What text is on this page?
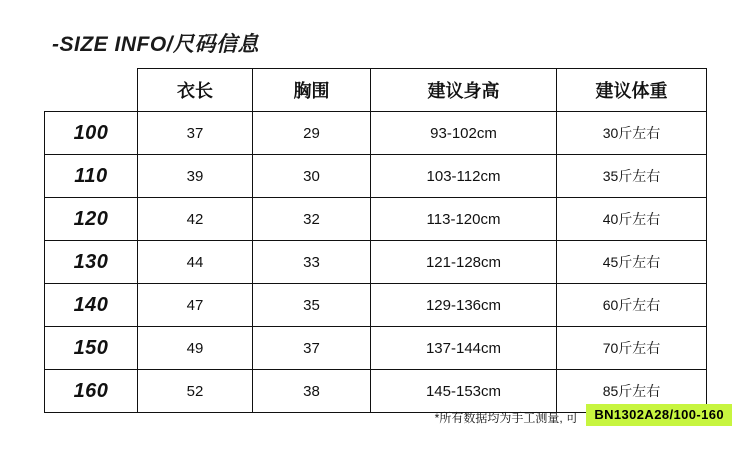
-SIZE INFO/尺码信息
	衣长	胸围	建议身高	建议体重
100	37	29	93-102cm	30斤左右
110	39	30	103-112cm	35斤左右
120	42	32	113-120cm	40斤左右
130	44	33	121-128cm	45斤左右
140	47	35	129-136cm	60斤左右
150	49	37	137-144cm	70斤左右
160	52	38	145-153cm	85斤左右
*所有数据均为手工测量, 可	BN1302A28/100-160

________________________________________

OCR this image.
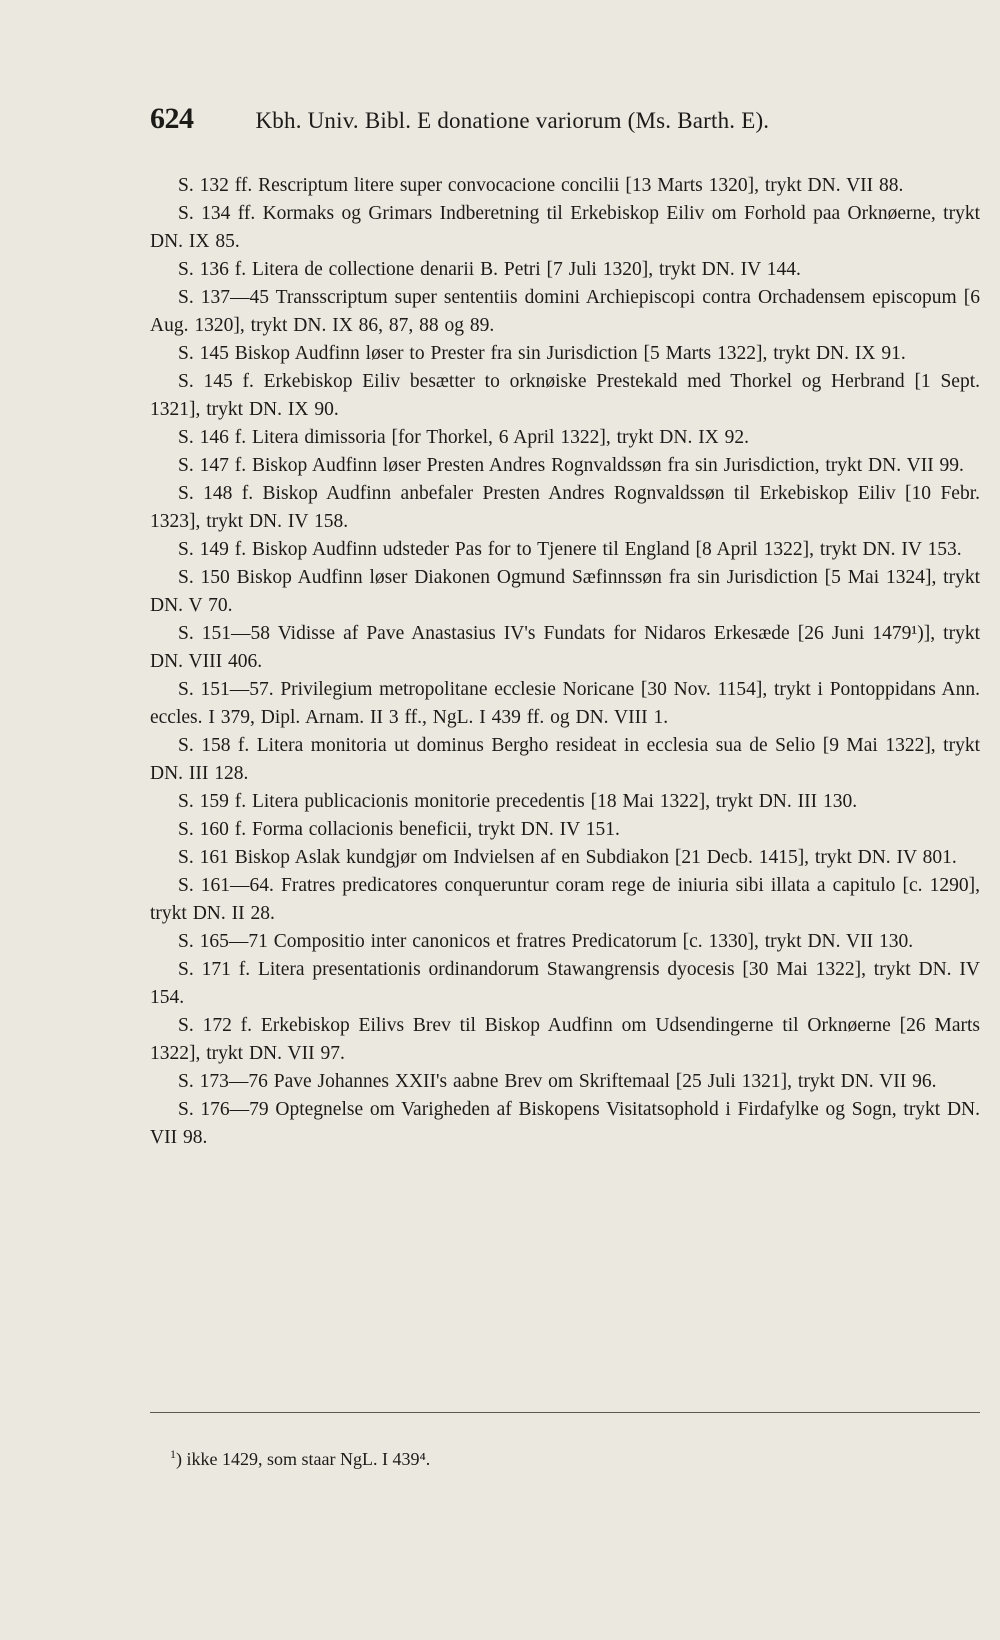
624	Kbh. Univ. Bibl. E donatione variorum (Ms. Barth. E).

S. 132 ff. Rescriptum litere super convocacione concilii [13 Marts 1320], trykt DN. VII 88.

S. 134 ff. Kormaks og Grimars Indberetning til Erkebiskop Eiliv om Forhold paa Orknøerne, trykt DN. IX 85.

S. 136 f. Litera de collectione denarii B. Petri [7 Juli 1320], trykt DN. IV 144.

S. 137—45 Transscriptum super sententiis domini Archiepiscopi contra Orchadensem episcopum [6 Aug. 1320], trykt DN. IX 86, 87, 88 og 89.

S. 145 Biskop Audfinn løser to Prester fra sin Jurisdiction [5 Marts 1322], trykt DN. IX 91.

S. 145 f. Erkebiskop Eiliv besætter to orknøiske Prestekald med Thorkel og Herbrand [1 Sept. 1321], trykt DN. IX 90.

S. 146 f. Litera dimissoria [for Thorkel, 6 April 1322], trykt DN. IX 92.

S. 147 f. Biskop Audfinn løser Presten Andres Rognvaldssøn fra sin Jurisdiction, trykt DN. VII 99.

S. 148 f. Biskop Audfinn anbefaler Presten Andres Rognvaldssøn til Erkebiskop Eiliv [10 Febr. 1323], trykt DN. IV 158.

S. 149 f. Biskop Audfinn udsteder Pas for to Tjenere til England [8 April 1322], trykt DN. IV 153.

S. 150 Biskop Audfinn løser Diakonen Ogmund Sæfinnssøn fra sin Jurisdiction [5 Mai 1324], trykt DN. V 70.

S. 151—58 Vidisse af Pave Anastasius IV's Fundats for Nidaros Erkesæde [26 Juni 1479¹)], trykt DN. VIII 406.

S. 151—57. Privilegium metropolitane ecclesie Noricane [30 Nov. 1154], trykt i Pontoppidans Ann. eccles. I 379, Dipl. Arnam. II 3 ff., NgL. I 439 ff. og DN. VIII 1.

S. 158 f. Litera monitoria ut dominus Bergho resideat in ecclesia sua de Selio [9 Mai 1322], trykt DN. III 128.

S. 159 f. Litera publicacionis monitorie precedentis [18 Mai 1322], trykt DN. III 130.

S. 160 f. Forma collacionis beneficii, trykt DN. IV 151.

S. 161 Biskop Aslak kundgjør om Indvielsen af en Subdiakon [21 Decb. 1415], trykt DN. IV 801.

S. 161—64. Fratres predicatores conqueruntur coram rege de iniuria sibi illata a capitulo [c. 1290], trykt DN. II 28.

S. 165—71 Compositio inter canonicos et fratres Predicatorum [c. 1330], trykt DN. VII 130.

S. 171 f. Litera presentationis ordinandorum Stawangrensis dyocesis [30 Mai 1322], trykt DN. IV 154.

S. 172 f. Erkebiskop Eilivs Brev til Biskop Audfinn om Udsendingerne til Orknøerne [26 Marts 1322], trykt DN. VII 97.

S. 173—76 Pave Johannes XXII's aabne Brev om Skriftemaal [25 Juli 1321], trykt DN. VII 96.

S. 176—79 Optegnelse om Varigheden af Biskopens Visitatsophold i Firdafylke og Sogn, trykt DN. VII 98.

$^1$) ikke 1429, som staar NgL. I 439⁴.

________________________________________

Task instructions - Some lines of the data may hold the word "Pave". Say how many do, with nothing else.

Full solution - 2